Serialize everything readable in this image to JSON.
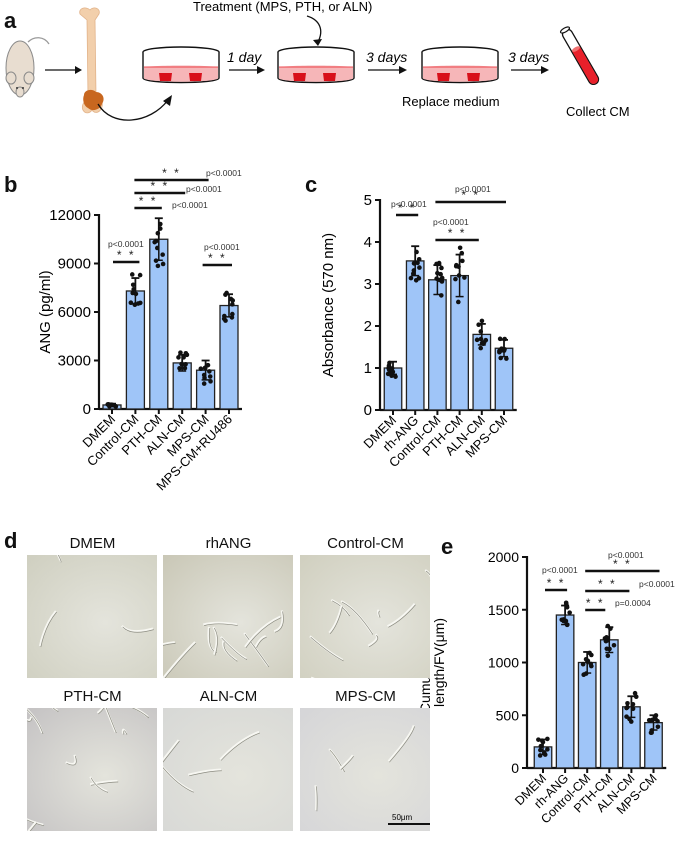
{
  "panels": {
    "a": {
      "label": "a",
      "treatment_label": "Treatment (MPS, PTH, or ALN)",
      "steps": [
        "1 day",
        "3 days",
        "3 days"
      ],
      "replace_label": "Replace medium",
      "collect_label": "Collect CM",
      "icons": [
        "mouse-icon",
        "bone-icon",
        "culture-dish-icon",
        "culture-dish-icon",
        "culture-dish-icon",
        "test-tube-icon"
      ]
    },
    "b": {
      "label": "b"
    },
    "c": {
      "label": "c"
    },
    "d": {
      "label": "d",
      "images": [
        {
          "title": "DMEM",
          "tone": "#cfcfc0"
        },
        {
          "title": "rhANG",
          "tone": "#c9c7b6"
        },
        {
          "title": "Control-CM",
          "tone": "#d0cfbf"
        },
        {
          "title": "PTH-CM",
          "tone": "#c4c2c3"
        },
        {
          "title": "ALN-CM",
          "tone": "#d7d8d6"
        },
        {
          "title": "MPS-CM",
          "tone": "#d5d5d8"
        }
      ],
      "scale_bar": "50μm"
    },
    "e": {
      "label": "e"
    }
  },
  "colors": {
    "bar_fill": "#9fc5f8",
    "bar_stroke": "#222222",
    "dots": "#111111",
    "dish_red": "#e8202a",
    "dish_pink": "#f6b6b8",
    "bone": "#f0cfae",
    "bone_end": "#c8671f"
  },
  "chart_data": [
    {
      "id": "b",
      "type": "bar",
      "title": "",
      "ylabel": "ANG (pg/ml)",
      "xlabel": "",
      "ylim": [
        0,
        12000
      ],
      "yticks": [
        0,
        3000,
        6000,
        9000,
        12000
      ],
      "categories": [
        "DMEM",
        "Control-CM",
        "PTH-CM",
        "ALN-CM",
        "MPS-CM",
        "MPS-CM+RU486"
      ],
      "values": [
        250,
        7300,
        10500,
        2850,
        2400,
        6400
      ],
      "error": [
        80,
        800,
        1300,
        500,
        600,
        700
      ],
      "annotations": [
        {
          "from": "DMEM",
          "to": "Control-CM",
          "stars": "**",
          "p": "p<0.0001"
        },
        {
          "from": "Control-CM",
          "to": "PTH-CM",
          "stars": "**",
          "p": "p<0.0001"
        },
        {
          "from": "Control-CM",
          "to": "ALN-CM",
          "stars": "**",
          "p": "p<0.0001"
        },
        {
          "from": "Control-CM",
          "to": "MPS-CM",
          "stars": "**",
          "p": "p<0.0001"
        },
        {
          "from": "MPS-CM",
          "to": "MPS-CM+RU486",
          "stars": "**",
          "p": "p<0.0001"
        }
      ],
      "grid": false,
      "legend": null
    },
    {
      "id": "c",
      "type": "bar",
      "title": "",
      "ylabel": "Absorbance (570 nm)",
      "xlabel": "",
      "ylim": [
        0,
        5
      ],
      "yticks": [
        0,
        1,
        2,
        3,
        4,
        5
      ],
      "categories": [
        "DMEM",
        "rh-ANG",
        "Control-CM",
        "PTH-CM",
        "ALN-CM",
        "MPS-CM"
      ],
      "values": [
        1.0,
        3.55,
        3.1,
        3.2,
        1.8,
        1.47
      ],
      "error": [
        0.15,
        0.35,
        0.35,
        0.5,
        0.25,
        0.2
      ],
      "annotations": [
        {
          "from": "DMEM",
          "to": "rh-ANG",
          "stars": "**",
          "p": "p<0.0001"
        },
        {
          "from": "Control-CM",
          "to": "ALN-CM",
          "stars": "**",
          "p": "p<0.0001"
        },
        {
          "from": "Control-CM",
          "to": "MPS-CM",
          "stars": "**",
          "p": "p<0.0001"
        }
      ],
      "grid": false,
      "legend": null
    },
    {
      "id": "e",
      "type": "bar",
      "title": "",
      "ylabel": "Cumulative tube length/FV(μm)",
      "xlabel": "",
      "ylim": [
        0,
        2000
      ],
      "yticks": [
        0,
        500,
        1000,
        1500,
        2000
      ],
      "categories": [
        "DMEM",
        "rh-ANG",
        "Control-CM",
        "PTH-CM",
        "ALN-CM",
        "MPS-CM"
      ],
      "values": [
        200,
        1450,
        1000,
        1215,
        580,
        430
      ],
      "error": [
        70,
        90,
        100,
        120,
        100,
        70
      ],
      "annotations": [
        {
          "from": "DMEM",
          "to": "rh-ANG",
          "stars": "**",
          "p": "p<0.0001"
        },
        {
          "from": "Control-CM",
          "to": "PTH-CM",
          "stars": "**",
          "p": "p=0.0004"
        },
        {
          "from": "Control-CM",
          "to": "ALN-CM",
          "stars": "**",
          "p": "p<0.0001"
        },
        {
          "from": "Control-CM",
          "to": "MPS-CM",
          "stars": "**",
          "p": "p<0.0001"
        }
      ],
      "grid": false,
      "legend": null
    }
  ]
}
....
PROBLEM TO SOLVE>
Leave the pictures out and output the rest of the listing exactly.

EXERCISE ANSWER>
Serialize everything readable in this image to JSON.
{
  "panels": {
    "a": {
      "label": "a",
      "treatment_label": "Treatment (MPS, PTH, or ALN)",
      "steps": [
        "1 day",
        "3 days",
        "3 days"
      ],
      "replace_label": "Replace medium",
      "collect_label": "Collect CM",
      "icons": [
        "mouse-icon",
        "bone-icon",
        "culture-dish-icon",
        "culture-dish-icon",
        "culture-dish-icon",
        "test-tube-icon"
      ]
    },
    "b": {
      "label": "b"
    },
    "c": {
      "label": "c"
    },
    "d": {
      "label": "d",
      "images": [
        {
          "title": "DMEM",
          "tone": "#cfcfc0"
        },
        {
          "title": "rhANG",
          "tone": "#c9c7b6"
        },
        {
          "title": "Control-CM",
          "tone": "#d0cfbf"
        },
        {
          "title": "PTH-CM",
          "tone": "#c4c2c3"
        },
        {
          "title": "ALN-CM",
          "tone": "#d7d8d6"
        },
        {
          "title": "MPS-CM",
          "tone": "#d5d5d8"
        }
      ],
      "scale_bar": "50μm"
    },
    "e": {
      "label": "e"
    }
  },
  "colors": {
    "bar_fill": "#9fc5f8",
    "bar_stroke": "#222222",
    "dots": "#111111",
    "dish_red": "#e8202a",
    "dish_pink": "#f6b6b8",
    "bone": "#f0cfae",
    "bone_end": "#c8671f"
  },
  "chart_data": [
    {
      "id": "b",
      "type": "bar",
      "title": "",
      "ylabel": "ANG (pg/ml)",
      "xlabel": "",
      "ylim": [
        0,
        12000
      ],
      "yticks": [
        0,
        3000,
        6000,
        9000,
        12000
      ],
      "categories": [
        "DMEM",
        "Control-CM",
        "PTH-CM",
        "ALN-CM",
        "MPS-CM",
        "MPS-CM+RU486"
      ],
      "values": [
        250,
        7300,
        10500,
        2850,
        2400,
        6400
      ],
      "error": [
        80,
        800,
        1300,
        500,
        600,
        700
      ],
      "annotations": [
        {
          "from": "DMEM",
          "to": "Control-CM",
          "stars": "**",
          "p": "p<0.0001"
        },
        {
          "from": "Control-CM",
          "to": "PTH-CM",
          "stars": "**",
          "p": "p<0.0001"
        },
        {
          "from": "Control-CM",
          "to": "ALN-CM",
          "stars": "**",
          "p": "p<0.0001"
        },
        {
          "from": "Control-CM",
          "to": "MPS-CM",
          "stars": "**",
          "p": "p<0.0001"
        },
        {
          "from": "MPS-CM",
          "to": "MPS-CM+RU486",
          "stars": "**",
          "p": "p<0.0001"
        }
      ],
      "grid": false,
      "legend": null
    },
    {
      "id": "c",
      "type": "bar",
      "title": "",
      "ylabel": "Absorbance (570 nm)",
      "xlabel": "",
      "ylim": [
        0,
        5
      ],
      "yticks": [
        0,
        1,
        2,
        3,
        4,
        5
      ],
      "categories": [
        "DMEM",
        "rh-ANG",
        "Control-CM",
        "PTH-CM",
        "ALN-CM",
        "MPS-CM"
      ],
      "values": [
        1.0,
        3.55,
        3.1,
        3.2,
        1.8,
        1.47
      ],
      "error": [
        0.15,
        0.35,
        0.35,
        0.5,
        0.25,
        0.2
      ],
      "annotations": [
        {
          "from": "DMEM",
          "to": "rh-ANG",
          "stars": "**",
          "p": "p<0.0001"
        },
        {
          "from": "Control-CM",
          "to": "ALN-CM",
          "stars": "**",
          "p": "p<0.0001"
        },
        {
          "from": "Control-CM",
          "to": "MPS-CM",
          "stars": "**",
          "p": "p<0.0001"
        }
      ],
      "grid": false,
      "legend": null
    },
    {
      "id": "e",
      "type": "bar",
      "title": "",
      "ylabel": "Cumulative tube length/FV(μm)",
      "xlabel": "",
      "ylim": [
        0,
        2000
      ],
      "yticks": [
        0,
        500,
        1000,
        1500,
        2000
      ],
      "categories": [
        "DMEM",
        "rh-ANG",
        "Control-CM",
        "PTH-CM",
        "ALN-CM",
        "MPS-CM"
      ],
      "values": [
        200,
        1450,
        1000,
        1215,
        580,
        430
      ],
      "error": [
        70,
        90,
        100,
        120,
        100,
        70
      ],
      "annotations": [
        {
          "from": "DMEM",
          "to": "rh-ANG",
          "stars": "**",
          "p": "p<0.0001"
        },
        {
          "from": "Control-CM",
          "to": "PTH-CM",
          "stars": "**",
          "p": "p=0.0004"
        },
        {
          "from": "Control-CM",
          "to": "ALN-CM",
          "stars": "**",
          "p": "p<0.0001"
        },
        {
          "from": "Control-CM",
          "to": "MPS-CM",
          "stars": "**",
          "p": "p<0.0001"
        }
      ],
      "grid": false,
      "legend": null
    }
  ]
}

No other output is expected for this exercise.